**EXERCISE INSTRUCTIONS**
Reproduce the listing that follows with no differences at all.

**SUPPLIED ENTRIES**
════
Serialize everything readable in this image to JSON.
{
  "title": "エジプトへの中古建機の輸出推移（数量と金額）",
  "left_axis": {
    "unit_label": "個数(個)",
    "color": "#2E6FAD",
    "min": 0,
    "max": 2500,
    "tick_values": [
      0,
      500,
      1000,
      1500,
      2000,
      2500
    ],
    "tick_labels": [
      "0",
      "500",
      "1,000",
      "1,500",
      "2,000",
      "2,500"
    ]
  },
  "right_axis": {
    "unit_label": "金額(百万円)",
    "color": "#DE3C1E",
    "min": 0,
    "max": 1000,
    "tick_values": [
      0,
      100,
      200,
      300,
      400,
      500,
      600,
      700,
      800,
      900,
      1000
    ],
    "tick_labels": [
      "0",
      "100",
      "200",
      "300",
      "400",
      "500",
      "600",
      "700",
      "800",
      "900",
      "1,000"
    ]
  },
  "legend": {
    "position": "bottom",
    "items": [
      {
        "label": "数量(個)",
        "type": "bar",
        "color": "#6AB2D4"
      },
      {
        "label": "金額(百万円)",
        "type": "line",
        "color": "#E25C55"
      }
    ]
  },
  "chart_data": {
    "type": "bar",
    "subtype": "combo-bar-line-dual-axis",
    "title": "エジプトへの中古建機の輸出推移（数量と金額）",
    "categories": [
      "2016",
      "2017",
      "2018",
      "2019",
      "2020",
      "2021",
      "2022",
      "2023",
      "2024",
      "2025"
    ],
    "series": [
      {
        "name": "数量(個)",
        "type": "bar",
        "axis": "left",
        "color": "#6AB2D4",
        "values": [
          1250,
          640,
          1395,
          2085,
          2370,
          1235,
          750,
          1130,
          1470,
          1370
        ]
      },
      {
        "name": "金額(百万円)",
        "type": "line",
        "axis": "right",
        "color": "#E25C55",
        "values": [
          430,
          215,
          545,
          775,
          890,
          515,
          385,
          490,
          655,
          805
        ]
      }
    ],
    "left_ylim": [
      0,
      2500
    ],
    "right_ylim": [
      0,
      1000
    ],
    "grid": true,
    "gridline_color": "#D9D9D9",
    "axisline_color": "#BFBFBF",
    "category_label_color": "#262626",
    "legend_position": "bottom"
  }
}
════
**TASK ANSWER**
Serialize everything readable in this image to JSON.
{
  "title": "エジプトへの中古建機の輸出推移（数量と金額）",
  "left_axis": {
    "unit_label": "個数(個)",
    "color": "#2E6FAD",
    "min": 0,
    "max": 2500,
    "tick_values": [
      0,
      500,
      1000,
      1500,
      2000,
      2500
    ],
    "tick_labels": [
      "0",
      "500",
      "1,000",
      "1,500",
      "2,000",
      "2,500"
    ]
  },
  "right_axis": {
    "unit_label": "金額(百万円)",
    "color": "#DE3C1E",
    "min": 0,
    "max": 1000,
    "tick_values": [
      0,
      100,
      200,
      300,
      400,
      500,
      600,
      700,
      800,
      900,
      1000
    ],
    "tick_labels": [
      "0",
      "100",
      "200",
      "300",
      "400",
      "500",
      "600",
      "700",
      "800",
      "900",
      "1,000"
    ]
  },
  "legend": {
    "position": "bottom",
    "items": [
      {
        "label": "数量(個)",
        "type": "bar",
        "color": "#6AB2D4"
      },
      {
        "label": "金額(百万円)",
        "type": "line",
        "color": "#E25C55"
      }
    ]
  },
  "chart_data": {
    "type": "bar",
    "subtype": "combo-bar-line-dual-axis",
    "title": "エジプトへの中古建機の輸出推移（数量と金額）",
    "categories": [
      "2016",
      "2017",
      "2018",
      "2019",
      "2020",
      "2021",
      "2022",
      "2023",
      "2024",
      "2025"
    ],
    "series": [
      {
        "name": "数量(個)",
        "type": "bar",
        "axis": "left",
        "color": "#6AB2D4",
        "values": [
          1250,
          640,
          1395,
          2085,
          2370,
          1235,
          750,
          1130,
          1470,
          1370
        ]
      },
      {
        "name": "金額(百万円)",
        "type": "line",
        "axis": "right",
        "color": "#E25C55",
        "values": [
          430,
          215,
          545,
          775,
          890,
          515,
          385,
          490,
          655,
          805
        ]
      }
    ],
    "left_ylim": [
      0,
      2500
    ],
    "right_ylim": [
      0,
      1000
    ],
    "grid": true,
    "gridline_color": "#D9D9D9",
    "axisline_color": "#BFBFBF",
    "category_label_color": "#262626",
    "legend_position": "bottom"
  }
}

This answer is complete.